**WRITTEN EXERCISE:**
Look for "structured" in each line of the entries, and return the matching lines.

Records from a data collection
=======

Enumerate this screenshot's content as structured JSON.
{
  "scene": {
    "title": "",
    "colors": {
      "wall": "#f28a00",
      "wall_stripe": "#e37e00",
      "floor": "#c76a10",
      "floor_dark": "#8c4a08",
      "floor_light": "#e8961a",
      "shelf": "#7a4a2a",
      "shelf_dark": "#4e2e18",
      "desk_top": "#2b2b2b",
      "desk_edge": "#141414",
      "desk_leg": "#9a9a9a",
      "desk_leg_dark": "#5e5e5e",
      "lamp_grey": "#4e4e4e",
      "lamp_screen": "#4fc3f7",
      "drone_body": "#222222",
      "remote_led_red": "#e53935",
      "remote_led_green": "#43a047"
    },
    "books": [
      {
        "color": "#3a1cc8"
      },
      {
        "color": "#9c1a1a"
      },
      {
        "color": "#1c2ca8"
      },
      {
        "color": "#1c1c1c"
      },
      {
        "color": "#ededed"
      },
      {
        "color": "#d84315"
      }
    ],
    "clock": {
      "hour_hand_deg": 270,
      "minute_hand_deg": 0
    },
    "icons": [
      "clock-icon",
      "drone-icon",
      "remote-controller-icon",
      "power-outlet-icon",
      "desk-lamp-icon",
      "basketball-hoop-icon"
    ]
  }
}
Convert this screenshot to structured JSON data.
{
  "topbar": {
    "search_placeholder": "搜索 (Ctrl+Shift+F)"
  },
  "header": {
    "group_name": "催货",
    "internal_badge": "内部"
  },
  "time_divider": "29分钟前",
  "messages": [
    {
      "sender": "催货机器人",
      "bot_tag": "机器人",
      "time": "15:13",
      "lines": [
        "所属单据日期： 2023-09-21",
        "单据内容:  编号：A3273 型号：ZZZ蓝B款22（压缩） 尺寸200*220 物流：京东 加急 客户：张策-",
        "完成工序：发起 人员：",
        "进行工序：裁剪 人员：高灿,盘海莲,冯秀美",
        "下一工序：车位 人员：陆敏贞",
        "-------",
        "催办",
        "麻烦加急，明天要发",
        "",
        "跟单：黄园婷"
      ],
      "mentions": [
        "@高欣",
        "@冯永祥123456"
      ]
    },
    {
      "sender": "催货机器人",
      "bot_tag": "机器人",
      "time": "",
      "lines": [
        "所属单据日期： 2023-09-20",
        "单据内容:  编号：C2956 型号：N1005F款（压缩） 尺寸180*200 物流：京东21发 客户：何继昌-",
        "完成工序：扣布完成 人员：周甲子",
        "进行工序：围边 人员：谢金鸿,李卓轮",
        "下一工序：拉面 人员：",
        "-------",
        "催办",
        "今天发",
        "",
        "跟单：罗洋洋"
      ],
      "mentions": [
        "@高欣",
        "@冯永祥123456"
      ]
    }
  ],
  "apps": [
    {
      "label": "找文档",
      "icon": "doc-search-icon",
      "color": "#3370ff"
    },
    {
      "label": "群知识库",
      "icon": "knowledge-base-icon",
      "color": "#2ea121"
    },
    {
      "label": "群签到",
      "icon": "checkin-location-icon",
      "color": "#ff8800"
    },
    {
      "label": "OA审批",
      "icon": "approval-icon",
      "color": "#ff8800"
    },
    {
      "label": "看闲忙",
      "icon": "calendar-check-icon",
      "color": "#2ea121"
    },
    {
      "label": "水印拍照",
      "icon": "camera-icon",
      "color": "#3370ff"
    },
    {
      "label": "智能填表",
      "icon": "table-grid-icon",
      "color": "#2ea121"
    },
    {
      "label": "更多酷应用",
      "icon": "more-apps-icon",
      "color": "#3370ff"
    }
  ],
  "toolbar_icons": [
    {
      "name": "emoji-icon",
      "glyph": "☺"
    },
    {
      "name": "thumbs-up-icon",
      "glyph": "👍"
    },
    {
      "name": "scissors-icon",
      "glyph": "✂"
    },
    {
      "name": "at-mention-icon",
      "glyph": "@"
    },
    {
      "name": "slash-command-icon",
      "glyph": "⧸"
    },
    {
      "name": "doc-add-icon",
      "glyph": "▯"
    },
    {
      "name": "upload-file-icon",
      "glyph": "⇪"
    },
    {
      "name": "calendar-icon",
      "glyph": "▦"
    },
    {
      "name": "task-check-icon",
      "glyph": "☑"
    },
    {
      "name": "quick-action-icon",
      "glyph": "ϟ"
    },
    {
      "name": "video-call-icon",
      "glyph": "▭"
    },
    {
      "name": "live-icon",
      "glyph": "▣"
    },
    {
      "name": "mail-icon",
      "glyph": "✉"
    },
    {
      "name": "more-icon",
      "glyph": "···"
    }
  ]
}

=======

**TASK OUTPUT:**
Enumerate this screenshot's content as structured JSON.
Convert this screenshot to structured JSON data.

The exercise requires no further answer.